**Given data:**
•••
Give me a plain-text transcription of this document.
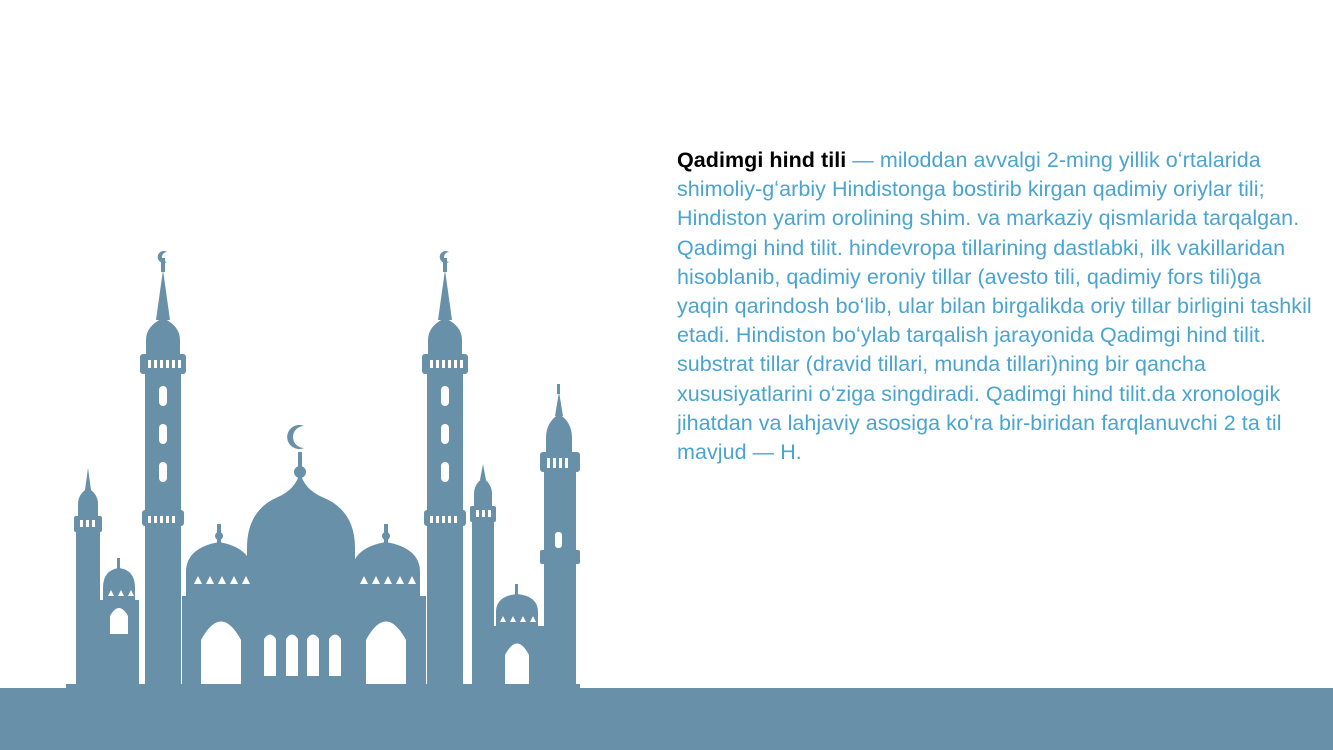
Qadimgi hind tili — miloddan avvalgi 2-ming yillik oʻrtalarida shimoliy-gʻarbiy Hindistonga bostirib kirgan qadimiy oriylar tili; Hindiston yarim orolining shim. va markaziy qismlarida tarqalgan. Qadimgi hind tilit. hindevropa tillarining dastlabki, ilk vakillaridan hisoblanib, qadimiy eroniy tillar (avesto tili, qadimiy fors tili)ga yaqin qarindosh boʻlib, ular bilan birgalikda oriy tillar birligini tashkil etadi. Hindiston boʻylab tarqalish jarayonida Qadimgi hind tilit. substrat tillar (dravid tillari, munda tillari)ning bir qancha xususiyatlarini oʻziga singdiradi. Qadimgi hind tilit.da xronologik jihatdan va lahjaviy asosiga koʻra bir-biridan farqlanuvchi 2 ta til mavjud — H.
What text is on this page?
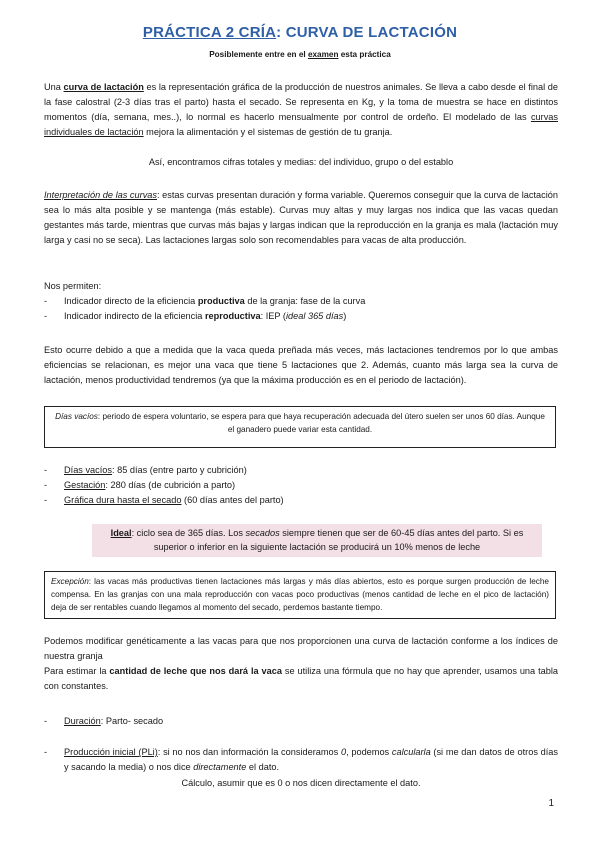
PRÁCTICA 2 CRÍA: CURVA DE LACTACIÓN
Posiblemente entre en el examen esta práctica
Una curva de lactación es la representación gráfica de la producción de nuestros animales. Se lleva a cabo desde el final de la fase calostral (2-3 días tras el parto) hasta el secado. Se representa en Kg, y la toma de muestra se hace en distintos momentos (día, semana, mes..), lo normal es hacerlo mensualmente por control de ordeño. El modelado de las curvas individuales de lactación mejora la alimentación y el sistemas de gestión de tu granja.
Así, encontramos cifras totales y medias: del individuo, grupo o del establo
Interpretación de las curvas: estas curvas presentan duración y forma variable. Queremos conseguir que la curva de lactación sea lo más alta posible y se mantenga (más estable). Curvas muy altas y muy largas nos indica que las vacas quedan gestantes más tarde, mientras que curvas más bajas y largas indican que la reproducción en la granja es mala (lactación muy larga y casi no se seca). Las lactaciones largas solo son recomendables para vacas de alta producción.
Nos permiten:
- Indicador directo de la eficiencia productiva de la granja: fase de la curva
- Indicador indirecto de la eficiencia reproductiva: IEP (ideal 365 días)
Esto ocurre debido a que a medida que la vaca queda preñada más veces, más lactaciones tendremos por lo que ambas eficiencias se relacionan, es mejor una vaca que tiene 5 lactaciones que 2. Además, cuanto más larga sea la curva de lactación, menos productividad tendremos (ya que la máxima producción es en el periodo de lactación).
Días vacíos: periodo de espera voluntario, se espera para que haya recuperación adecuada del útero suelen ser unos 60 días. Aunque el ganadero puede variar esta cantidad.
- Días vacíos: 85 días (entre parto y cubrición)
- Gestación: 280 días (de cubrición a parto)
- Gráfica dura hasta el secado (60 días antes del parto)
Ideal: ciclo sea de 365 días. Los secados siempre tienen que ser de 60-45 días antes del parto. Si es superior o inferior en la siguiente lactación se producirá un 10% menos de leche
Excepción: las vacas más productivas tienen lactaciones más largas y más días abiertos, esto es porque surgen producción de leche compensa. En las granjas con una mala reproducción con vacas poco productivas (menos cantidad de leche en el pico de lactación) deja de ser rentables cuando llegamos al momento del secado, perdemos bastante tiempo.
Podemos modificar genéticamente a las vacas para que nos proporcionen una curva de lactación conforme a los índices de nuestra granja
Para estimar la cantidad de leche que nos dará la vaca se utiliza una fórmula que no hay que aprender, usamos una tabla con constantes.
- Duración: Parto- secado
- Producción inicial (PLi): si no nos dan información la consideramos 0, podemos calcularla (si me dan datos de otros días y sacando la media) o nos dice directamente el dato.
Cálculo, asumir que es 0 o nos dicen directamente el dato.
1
•••
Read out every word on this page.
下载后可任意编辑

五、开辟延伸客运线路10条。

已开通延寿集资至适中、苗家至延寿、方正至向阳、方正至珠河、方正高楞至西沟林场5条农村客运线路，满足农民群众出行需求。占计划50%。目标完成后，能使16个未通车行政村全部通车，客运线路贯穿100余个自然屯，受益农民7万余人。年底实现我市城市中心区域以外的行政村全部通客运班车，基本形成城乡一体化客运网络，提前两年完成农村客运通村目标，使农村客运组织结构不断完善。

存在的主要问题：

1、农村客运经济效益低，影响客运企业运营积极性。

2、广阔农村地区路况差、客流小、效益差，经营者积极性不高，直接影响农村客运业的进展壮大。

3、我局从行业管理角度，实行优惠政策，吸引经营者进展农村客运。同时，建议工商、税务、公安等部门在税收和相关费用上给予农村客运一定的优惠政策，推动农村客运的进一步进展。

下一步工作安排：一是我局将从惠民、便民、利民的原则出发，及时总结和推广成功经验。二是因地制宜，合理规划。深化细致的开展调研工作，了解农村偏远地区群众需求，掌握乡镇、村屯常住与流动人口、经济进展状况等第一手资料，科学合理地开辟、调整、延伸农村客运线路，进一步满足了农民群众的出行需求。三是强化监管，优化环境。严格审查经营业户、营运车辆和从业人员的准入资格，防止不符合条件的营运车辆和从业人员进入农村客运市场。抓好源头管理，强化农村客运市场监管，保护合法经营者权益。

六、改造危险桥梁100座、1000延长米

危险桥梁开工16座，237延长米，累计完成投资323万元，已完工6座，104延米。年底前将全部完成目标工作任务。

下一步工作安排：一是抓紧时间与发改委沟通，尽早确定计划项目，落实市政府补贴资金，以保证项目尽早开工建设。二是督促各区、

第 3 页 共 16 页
•••
**Task instructions:**
Of the lines above, copy each that contains "dato".

**Task result:**
- Producción inicial (PLi): si no nos dan información la consideramos 0, podemos calcularla (si me dan datos de otros días y sacando la media) o nos dice directamente el dato.
Cálculo, asumir que es 0 o nos dicen directamente el dato.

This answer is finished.